▶ _Exercise instructions_
Rewrite the entries below with every "load-button" changed to "import-button". Keep everything else the same.

▶ _Input data_
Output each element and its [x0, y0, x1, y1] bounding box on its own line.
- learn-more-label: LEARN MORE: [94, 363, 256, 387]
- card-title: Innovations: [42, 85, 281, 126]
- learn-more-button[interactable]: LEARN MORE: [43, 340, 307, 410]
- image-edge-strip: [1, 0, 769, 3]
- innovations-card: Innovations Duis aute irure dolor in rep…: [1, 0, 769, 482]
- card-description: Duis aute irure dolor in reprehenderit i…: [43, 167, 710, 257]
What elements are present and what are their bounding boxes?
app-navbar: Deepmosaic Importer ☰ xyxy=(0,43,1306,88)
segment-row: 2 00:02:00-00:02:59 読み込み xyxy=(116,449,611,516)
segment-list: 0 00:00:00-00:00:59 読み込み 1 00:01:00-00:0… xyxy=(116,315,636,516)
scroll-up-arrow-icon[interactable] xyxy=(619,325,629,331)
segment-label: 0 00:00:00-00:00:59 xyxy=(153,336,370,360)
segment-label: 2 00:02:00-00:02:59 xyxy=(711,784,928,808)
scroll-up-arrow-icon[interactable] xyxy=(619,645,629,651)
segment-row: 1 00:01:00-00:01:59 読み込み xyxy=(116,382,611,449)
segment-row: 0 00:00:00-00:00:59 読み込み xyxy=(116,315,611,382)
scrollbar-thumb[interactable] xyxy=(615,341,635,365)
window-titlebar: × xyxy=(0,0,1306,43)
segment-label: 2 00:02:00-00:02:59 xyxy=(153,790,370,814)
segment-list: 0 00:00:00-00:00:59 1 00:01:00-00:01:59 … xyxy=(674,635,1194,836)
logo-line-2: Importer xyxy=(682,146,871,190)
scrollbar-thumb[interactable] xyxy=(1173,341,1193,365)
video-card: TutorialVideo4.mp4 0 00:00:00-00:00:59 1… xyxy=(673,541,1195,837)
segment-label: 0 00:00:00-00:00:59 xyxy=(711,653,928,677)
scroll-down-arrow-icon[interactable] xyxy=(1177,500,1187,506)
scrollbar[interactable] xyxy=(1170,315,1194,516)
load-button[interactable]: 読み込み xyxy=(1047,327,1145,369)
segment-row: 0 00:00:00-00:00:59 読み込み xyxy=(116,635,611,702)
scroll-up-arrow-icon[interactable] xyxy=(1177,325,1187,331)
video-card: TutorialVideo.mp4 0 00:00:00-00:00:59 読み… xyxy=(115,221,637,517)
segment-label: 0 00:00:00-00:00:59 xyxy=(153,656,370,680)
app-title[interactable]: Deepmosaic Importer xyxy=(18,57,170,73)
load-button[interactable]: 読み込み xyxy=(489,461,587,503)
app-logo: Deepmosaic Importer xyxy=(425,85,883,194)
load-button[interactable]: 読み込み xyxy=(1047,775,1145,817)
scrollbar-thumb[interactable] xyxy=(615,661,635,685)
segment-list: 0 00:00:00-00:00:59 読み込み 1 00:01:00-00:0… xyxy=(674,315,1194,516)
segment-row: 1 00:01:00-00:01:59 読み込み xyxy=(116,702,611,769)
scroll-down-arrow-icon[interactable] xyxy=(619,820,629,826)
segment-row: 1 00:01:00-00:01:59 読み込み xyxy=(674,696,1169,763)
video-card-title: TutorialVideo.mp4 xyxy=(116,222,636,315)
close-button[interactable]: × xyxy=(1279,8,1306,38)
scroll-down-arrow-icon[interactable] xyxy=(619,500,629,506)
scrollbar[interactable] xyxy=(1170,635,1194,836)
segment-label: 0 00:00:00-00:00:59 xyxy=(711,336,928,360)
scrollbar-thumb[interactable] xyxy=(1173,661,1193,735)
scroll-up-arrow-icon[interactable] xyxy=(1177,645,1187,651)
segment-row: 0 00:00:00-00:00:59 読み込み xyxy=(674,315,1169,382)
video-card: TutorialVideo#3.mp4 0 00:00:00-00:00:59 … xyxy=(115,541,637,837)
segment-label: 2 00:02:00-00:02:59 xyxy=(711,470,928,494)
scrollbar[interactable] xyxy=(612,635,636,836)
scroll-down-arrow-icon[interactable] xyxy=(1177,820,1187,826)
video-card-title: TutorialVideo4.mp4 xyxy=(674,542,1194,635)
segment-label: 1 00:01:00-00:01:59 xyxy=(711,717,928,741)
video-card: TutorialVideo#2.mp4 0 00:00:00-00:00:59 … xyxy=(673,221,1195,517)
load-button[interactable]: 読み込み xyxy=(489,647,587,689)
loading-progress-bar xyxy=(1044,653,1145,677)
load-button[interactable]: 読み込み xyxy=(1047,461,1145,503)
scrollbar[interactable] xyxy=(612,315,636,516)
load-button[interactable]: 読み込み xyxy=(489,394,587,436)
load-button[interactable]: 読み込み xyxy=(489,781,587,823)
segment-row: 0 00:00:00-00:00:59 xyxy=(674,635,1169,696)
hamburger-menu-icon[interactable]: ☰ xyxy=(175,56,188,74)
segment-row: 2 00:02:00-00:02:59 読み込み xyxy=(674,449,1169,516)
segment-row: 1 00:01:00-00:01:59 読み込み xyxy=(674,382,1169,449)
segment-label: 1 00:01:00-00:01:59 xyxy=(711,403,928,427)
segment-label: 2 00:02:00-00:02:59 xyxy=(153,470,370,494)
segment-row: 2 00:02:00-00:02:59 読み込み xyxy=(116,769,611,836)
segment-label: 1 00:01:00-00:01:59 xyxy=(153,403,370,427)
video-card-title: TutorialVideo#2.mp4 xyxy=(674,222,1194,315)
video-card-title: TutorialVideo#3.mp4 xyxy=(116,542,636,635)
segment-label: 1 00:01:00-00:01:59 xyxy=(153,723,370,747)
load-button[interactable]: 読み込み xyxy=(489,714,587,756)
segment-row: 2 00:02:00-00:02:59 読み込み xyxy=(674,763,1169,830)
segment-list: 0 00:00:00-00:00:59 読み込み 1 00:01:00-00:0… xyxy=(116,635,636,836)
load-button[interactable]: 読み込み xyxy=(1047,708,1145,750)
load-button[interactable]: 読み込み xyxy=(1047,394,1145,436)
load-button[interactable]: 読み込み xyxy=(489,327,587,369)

▶ _Result_
Output each element and its [x0, y0, x1, y1] bounding box on its own line.
- learn-more-label: LEARN MORE: [94, 363, 256, 387]
- card-title: Innovations: [42, 85, 281, 126]
- learn-more-button[interactable]: LEARN MORE: [43, 340, 307, 410]
- image-edge-strip: [1, 0, 769, 3]
- innovations-card: Innovations Duis aute irure dolor in rep…: [1, 0, 769, 482]
- card-description: Duis aute irure dolor in reprehenderit i…: [43, 167, 710, 257]
What elements are present and what are their bounding boxes?
app-navbar: Deepmosaic Importer ☰ xyxy=(0,43,1306,88)
segment-row: 2 00:02:00-00:02:59 読み込み xyxy=(116,449,611,516)
segment-list: 0 00:00:00-00:00:59 読み込み 1 00:01:00-00:0… xyxy=(116,315,636,516)
scroll-up-arrow-icon[interactable] xyxy=(619,325,629,331)
segment-label: 0 00:00:00-00:00:59 xyxy=(153,336,370,360)
segment-label: 2 00:02:00-00:02:59 xyxy=(711,784,928,808)
scroll-up-arrow-icon[interactable] xyxy=(619,645,629,651)
segment-row: 1 00:01:00-00:01:59 読み込み xyxy=(116,382,611,449)
segment-row: 0 00:00:00-00:00:59 読み込み xyxy=(116,315,611,382)
scrollbar-thumb[interactable] xyxy=(615,341,635,365)
window-titlebar: × xyxy=(0,0,1306,43)
segment-label: 2 00:02:00-00:02:59 xyxy=(153,790,370,814)
segment-list: 0 00:00:00-00:00:59 1 00:01:00-00:01:59 … xyxy=(674,635,1194,836)
logo-line-2: Importer xyxy=(682,146,871,190)
scrollbar-thumb[interactable] xyxy=(1173,341,1193,365)
video-card: TutorialVideo4.mp4 0 00:00:00-00:00:59 1… xyxy=(673,541,1195,837)
segment-label: 0 00:00:00-00:00:59 xyxy=(711,653,928,677)
scroll-down-arrow-icon[interactable] xyxy=(1177,500,1187,506)
scrollbar[interactable] xyxy=(1170,315,1194,516)
import-button[interactable]: 読み込み xyxy=(1047,327,1145,369)
segment-row: 0 00:00:00-00:00:59 読み込み xyxy=(116,635,611,702)
scroll-up-arrow-icon[interactable] xyxy=(1177,325,1187,331)
video-card: TutorialVideo.mp4 0 00:00:00-00:00:59 読み… xyxy=(115,221,637,517)
segment-label: 0 00:00:00-00:00:59 xyxy=(153,656,370,680)
app-title[interactable]: Deepmosaic Importer xyxy=(18,57,170,73)
import-button[interactable]: 読み込み xyxy=(489,461,587,503)
app-logo: Deepmosaic Importer xyxy=(425,85,883,194)
import-button[interactable]: 読み込み xyxy=(1047,775,1145,817)
scrollbar-thumb[interactable] xyxy=(615,661,635,685)
segment-list: 0 00:00:00-00:00:59 読み込み 1 00:01:00-00:0… xyxy=(674,315,1194,516)
segment-row: 1 00:01:00-00:01:59 読み込み xyxy=(116,702,611,769)
scroll-down-arrow-icon[interactable] xyxy=(619,820,629,826)
segment-row: 1 00:01:00-00:01:59 読み込み xyxy=(674,696,1169,763)
video-card-title: TutorialVideo.mp4 xyxy=(116,222,636,315)
close-button[interactable]: × xyxy=(1279,8,1306,38)
scroll-down-arrow-icon[interactable] xyxy=(619,500,629,506)
scrollbar[interactable] xyxy=(1170,635,1194,836)
segment-label: 0 00:00:00-00:00:59 xyxy=(711,336,928,360)
scrollbar-thumb[interactable] xyxy=(1173,661,1193,735)
scroll-up-arrow-icon[interactable] xyxy=(1177,645,1187,651)
segment-row: 0 00:00:00-00:00:59 読み込み xyxy=(674,315,1169,382)
video-card: TutorialVideo#3.mp4 0 00:00:00-00:00:59 … xyxy=(115,541,637,837)
segment-label: 2 00:02:00-00:02:59 xyxy=(711,470,928,494)
scrollbar[interactable] xyxy=(612,635,636,836)
scroll-down-arrow-icon[interactable] xyxy=(1177,820,1187,826)
video-card-title: TutorialVideo4.mp4 xyxy=(674,542,1194,635)
segment-label: 1 00:01:00-00:01:59 xyxy=(711,717,928,741)
video-card: TutorialVideo#2.mp4 0 00:00:00-00:00:59 … xyxy=(673,221,1195,517)
import-button[interactable]: 読み込み xyxy=(489,647,587,689)
loading-progress-bar xyxy=(1044,653,1145,677)
import-button[interactable]: 読み込み xyxy=(1047,461,1145,503)
scrollbar[interactable] xyxy=(612,315,636,516)
import-button[interactable]: 読み込み xyxy=(489,394,587,436)
import-button[interactable]: 読み込み xyxy=(489,781,587,823)
segment-row: 0 00:00:00-00:00:59 xyxy=(674,635,1169,696)
hamburger-menu-icon[interactable]: ☰ xyxy=(175,56,188,74)
segment-row: 2 00:02:00-00:02:59 読み込み xyxy=(674,449,1169,516)
segment-row: 1 00:01:00-00:01:59 読み込み xyxy=(674,382,1169,449)
segment-label: 1 00:01:00-00:01:59 xyxy=(711,403,928,427)
segment-label: 2 00:02:00-00:02:59 xyxy=(153,470,370,494)
segment-row: 2 00:02:00-00:02:59 読み込み xyxy=(116,769,611,836)
segment-label: 1 00:01:00-00:01:59 xyxy=(153,403,370,427)
video-card-title: TutorialVideo#2.mp4 xyxy=(674,222,1194,315)
video-card-title: TutorialVideo#3.mp4 xyxy=(116,542,636,635)
segment-label: 1 00:01:00-00:01:59 xyxy=(153,723,370,747)
import-button[interactable]: 読み込み xyxy=(489,714,587,756)
segment-row: 2 00:02:00-00:02:59 読み込み xyxy=(674,763,1169,830)
segment-list: 0 00:00:00-00:00:59 読み込み 1 00:01:00-00:0… xyxy=(116,635,636,836)
import-button[interactable]: 読み込み xyxy=(1047,708,1145,750)
import-button[interactable]: 読み込み xyxy=(1047,394,1145,436)
import-button[interactable]: 読み込み xyxy=(489,327,587,369)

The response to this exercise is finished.